* STATED EXERCISE
Repeat each line of the material exactly.

* MATERIAL PROVIDED

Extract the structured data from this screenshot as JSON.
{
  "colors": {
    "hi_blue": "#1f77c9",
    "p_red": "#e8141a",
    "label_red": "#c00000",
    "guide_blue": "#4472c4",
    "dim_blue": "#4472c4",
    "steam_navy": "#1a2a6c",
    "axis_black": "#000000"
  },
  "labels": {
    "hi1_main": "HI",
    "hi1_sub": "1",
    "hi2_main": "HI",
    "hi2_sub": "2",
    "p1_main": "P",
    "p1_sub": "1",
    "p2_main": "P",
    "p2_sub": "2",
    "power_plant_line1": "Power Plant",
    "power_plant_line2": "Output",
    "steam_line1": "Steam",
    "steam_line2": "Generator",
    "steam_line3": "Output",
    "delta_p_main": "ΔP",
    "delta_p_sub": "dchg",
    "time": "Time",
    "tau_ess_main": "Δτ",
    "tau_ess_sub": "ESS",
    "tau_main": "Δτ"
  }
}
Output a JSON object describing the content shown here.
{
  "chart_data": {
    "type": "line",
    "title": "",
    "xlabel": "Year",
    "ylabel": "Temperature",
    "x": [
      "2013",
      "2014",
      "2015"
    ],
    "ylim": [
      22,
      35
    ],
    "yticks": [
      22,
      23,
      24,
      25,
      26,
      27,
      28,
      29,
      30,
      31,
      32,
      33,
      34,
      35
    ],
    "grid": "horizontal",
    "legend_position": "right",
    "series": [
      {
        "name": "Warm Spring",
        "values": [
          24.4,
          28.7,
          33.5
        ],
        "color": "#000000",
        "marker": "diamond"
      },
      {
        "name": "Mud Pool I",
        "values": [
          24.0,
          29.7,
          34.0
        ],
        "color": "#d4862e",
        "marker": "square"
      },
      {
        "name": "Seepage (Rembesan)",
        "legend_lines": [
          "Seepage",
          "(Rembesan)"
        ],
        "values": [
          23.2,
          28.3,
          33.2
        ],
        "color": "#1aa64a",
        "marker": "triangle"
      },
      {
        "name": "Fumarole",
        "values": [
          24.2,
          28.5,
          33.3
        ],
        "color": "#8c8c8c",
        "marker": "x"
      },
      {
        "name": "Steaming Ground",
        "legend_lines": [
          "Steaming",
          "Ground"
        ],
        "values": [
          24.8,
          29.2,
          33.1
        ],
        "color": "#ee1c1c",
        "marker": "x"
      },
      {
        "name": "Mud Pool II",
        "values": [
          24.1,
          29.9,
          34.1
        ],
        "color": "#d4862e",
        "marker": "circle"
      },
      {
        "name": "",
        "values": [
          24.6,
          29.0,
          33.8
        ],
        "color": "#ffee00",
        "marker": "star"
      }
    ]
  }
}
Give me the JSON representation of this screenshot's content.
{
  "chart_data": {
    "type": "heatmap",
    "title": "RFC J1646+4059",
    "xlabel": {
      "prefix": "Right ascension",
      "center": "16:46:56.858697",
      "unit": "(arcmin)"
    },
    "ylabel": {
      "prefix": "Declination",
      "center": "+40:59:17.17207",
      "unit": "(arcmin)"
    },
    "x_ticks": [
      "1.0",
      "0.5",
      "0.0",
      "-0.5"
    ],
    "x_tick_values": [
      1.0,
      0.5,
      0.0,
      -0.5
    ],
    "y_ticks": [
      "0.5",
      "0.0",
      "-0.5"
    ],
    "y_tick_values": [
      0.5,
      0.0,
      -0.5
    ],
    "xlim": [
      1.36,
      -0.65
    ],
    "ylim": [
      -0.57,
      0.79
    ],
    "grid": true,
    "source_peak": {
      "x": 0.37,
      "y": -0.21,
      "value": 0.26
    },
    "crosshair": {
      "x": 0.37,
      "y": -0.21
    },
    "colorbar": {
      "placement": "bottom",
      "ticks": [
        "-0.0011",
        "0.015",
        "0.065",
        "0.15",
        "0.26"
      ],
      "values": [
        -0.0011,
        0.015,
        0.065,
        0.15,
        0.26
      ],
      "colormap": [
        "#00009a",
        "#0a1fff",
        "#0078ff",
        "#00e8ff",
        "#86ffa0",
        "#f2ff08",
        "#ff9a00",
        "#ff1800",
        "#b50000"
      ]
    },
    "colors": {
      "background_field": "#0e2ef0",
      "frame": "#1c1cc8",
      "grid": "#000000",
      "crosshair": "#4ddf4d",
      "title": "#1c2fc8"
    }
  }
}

* THE REPLY
Extract the structured data from this screenshot as JSON.
{
  "colors": {
    "hi_blue": "#1f77c9",
    "p_red": "#e8141a",
    "label_red": "#c00000",
    "guide_blue": "#4472c4",
    "dim_blue": "#4472c4",
    "steam_navy": "#1a2a6c",
    "axis_black": "#000000"
  },
  "labels": {
    "hi1_main": "HI",
    "hi1_sub": "1",
    "hi2_main": "HI",
    "hi2_sub": "2",
    "p1_main": "P",
    "p1_sub": "1",
    "p2_main": "P",
    "p2_sub": "2",
    "power_plant_line1": "Power Plant",
    "power_plant_line2": "Output",
    "steam_line1": "Steam",
    "steam_line2": "Generator",
    "steam_line3": "Output",
    "delta_p_main": "ΔP",
    "delta_p_sub": "dchg",
    "time": "Time",
    "tau_ess_main": "Δτ",
    "tau_ess_sub": "ESS",
    "tau_main": "Δτ"
  }
}
Output a JSON object describing the content shown here.
{
  "chart_data": {
    "type": "line",
    "title": "",
    "xlabel": "Year",
    "ylabel": "Temperature",
    "x": [
      "2013",
      "2014",
      "2015"
    ],
    "ylim": [
      22,
      35
    ],
    "yticks": [
      22,
      23,
      24,
      25,
      26,
      27,
      28,
      29,
      30,
      31,
      32,
      33,
      34,
      35
    ],
    "grid": "horizontal",
    "legend_position": "right",
    "series": [
      {
        "name": "Warm Spring",
        "values": [
          24.4,
          28.7,
          33.5
        ],
        "color": "#000000",
        "marker": "diamond"
      },
      {
        "name": "Mud Pool I",
        "values": [
          24.0,
          29.7,
          34.0
        ],
        "color": "#d4862e",
        "marker": "square"
      },
      {
        "name": "Seepage (Rembesan)",
        "legend_lines": [
          "Seepage",
          "(Rembesan)"
        ],
        "values": [
          23.2,
          28.3,
          33.2
        ],
        "color": "#1aa64a",
        "marker": "triangle"
      },
      {
        "name": "Fumarole",
        "values": [
          24.2,
          28.5,
          33.3
        ],
        "color": "#8c8c8c",
        "marker": "x"
      },
      {
        "name": "Steaming Ground",
        "legend_lines": [
          "Steaming",
          "Ground"
        ],
        "values": [
          24.8,
          29.2,
          33.1
        ],
        "color": "#ee1c1c",
        "marker": "x"
      },
      {
        "name": "Mud Pool II",
        "values": [
          24.1,
          29.9,
          34.1
        ],
        "color": "#d4862e",
        "marker": "circle"
      },
      {
        "name": "",
        "values": [
          24.6,
          29.0,
          33.8
        ],
        "color": "#ffee00",
        "marker": "star"
      }
    ]
  }
}
Give me the JSON representation of this screenshot's content.
{
  "chart_data": {
    "type": "heatmap",
    "title": "RFC J1646+4059",
    "xlabel": {
      "prefix": "Right ascension",
      "center": "16:46:56.858697",
      "unit": "(arcmin)"
    },
    "ylabel": {
      "prefix": "Declination",
      "center": "+40:59:17.17207",
      "unit": "(arcmin)"
    },
    "x_ticks": [
      "1.0",
      "0.5",
      "0.0",
      "-0.5"
    ],
    "x_tick_values": [
      1.0,
      0.5,
      0.0,
      -0.5
    ],
    "y_ticks": [
      "0.5",
      "0.0",
      "-0.5"
    ],
    "y_tick_values": [
      0.5,
      0.0,
      -0.5
    ],
    "xlim": [
      1.36,
      -0.65
    ],
    "ylim": [
      -0.57,
      0.79
    ],
    "grid": true,
    "source_peak": {
      "x": 0.37,
      "y": -0.21,
      "value": 0.26
    },
    "crosshair": {
      "x": 0.37,
      "y": -0.21
    },
    "colorbar": {
      "placement": "bottom",
      "ticks": [
        "-0.0011",
        "0.015",
        "0.065",
        "0.15",
        "0.26"
      ],
      "values": [
        -0.0011,
        0.015,
        0.065,
        0.15,
        0.26
      ],
      "colormap": [
        "#00009a",
        "#0a1fff",
        "#0078ff",
        "#00e8ff",
        "#86ffa0",
        "#f2ff08",
        "#ff9a00",
        "#ff1800",
        "#b50000"
      ]
    },
    "colors": {
      "background_field": "#0e2ef0",
      "frame": "#1c1cc8",
      "grid": "#000000",
      "crosshair": "#4ddf4d",
      "title": "#1c2fc8"
    }
  }
}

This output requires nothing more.